▸ Brief: In the material, rewrite the lines starting at the one containing "- point-label: E0=300" and ending at the one containing "- data-point: [153, 371, 169, 387]", replacing "data-point" with "plot-point" and leaving everything else unchanged.

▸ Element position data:
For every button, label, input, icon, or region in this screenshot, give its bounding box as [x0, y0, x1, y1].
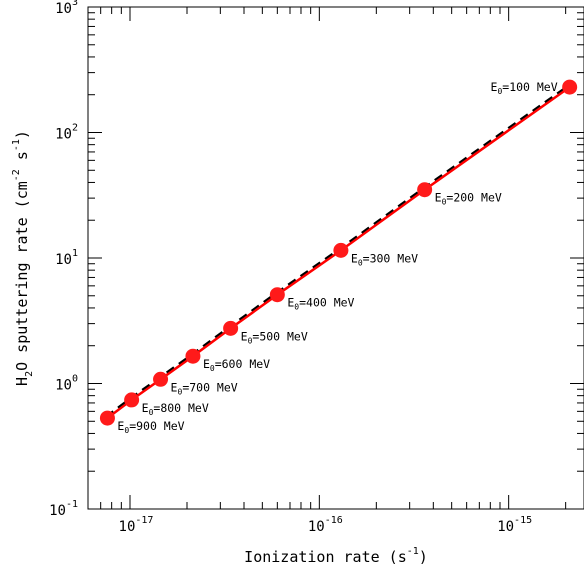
- point-label: E0=300 MeV: [351, 251, 418, 267]
- y-axis-label: H2O sputtering rate (cm-2 s-1): [11, 130, 35, 386]
- y-axis-label-exp: -2: [11, 169, 22, 181]
- point-label: E0=800 MeV: [142, 401, 209, 417]
- data-point: [417, 182, 433, 198]
- y-axis-label-exp2: -1: [11, 139, 22, 151]
- x-axis-label-close: ): [419, 548, 428, 566]
- x-axis-label-exp: -1: [407, 546, 419, 557]
- data-point: [185, 348, 201, 364]
- x-tick-label: 10-16: [308, 515, 343, 535]
- data-point: [153, 371, 169, 387]
- y-tick-label: 101: [55, 248, 78, 268]
- x-axis-label-text: Ionization rate (s: [244, 548, 407, 566]
- point-label: E0=400 MeV: [287, 296, 354, 312]
- point-label: E0=700 MeV: [171, 380, 238, 396]
- x-tick-label: 10-15: [497, 515, 532, 535]
- y-axis-label-h: H: [13, 377, 31, 386]
- x-axis-label: Ionization rate (s-1): [244, 546, 428, 566]
- y-tick-label: 100: [55, 374, 78, 394]
- data-point: [124, 392, 140, 408]
- data-point: [223, 320, 239, 336]
- point-label: E0=600 MeV: [203, 357, 270, 373]
- data-markers: [99, 79, 578, 426]
- y-axis-label-close: ): [13, 130, 31, 139]
- y-axis-label-sub: 2: [24, 371, 35, 377]
- y-axis-label-s: s: [13, 151, 31, 169]
- data-point: [99, 410, 115, 426]
- x-tick-label: 10-17: [119, 515, 154, 535]
- y-tick-label: 102: [55, 123, 78, 143]
- tick-labels: 10-17 10-16 10-15 10-1 100 101 102 103: [49, 0, 532, 535]
- y-tick-label: 10-1: [49, 499, 78, 519]
- y-tick-label: 103: [55, 0, 78, 17]
- data-point: [333, 242, 349, 258]
- y-axis-label-mid: O sputtering rate (cm: [13, 181, 31, 371]
- point-label: E0=100 MeV: [491, 80, 558, 96]
- point-labels: E0=100 MeV E0=200 MeV E0=300 MeV E0=400 MeV…: [117, 80, 557, 435]
- data-point: [562, 79, 578, 95]
- point-label: E0=500 MeV: [241, 329, 308, 345]
- point-label: E0=900 MeV: [117, 419, 184, 435]
- point-label: E0=200 MeV: [435, 191, 502, 207]
- axis-ticks: [87, 6, 584, 510]
- data-point: [269, 287, 285, 303]
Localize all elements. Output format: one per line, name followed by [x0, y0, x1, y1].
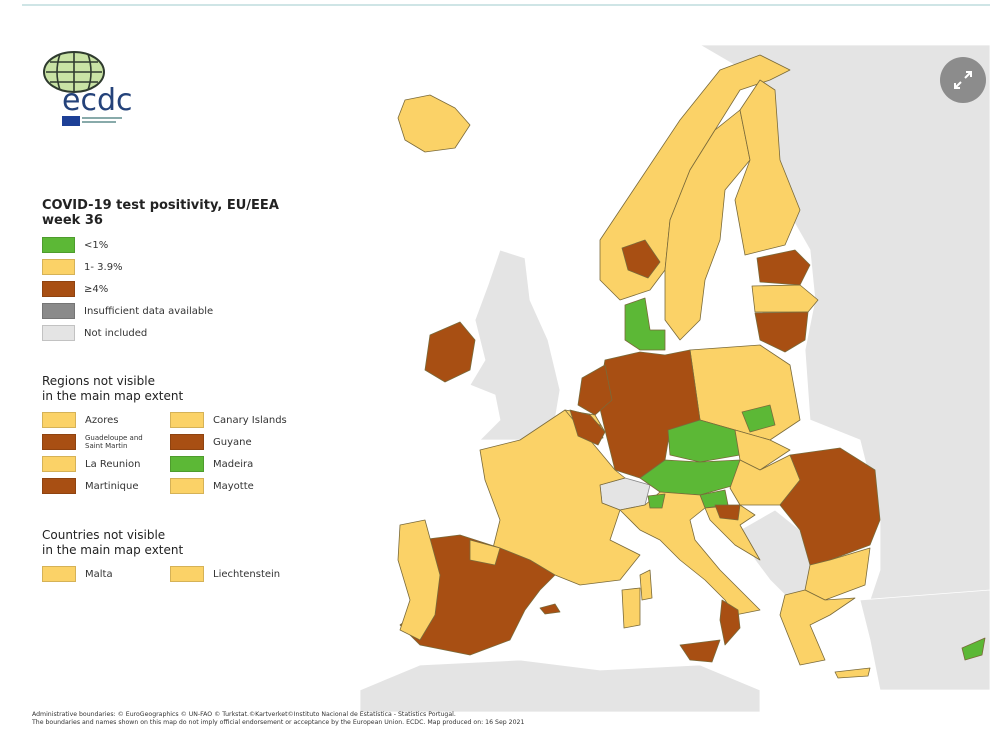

▸ Output for this exercise:
- point-label: E0=300 MeV: [351, 251, 418, 267]
- y-axis-label: H2O sputtering rate (cm-2 s-1): [11, 130, 35, 386]
- y-axis-label-exp: -2: [11, 169, 22, 181]
- point-label: E0=800 MeV: [142, 401, 209, 417]
- plot-point: [417, 182, 433, 198]
- y-axis-label-exp2: -1: [11, 139, 22, 151]
- x-axis-label-close: ): [419, 548, 428, 566]
- x-axis-label-exp: -1: [407, 546, 419, 557]
- plot-point: [185, 348, 201, 364]
- x-tick-label: 10-16: [308, 515, 343, 535]
- plot-point: [153, 371, 169, 387]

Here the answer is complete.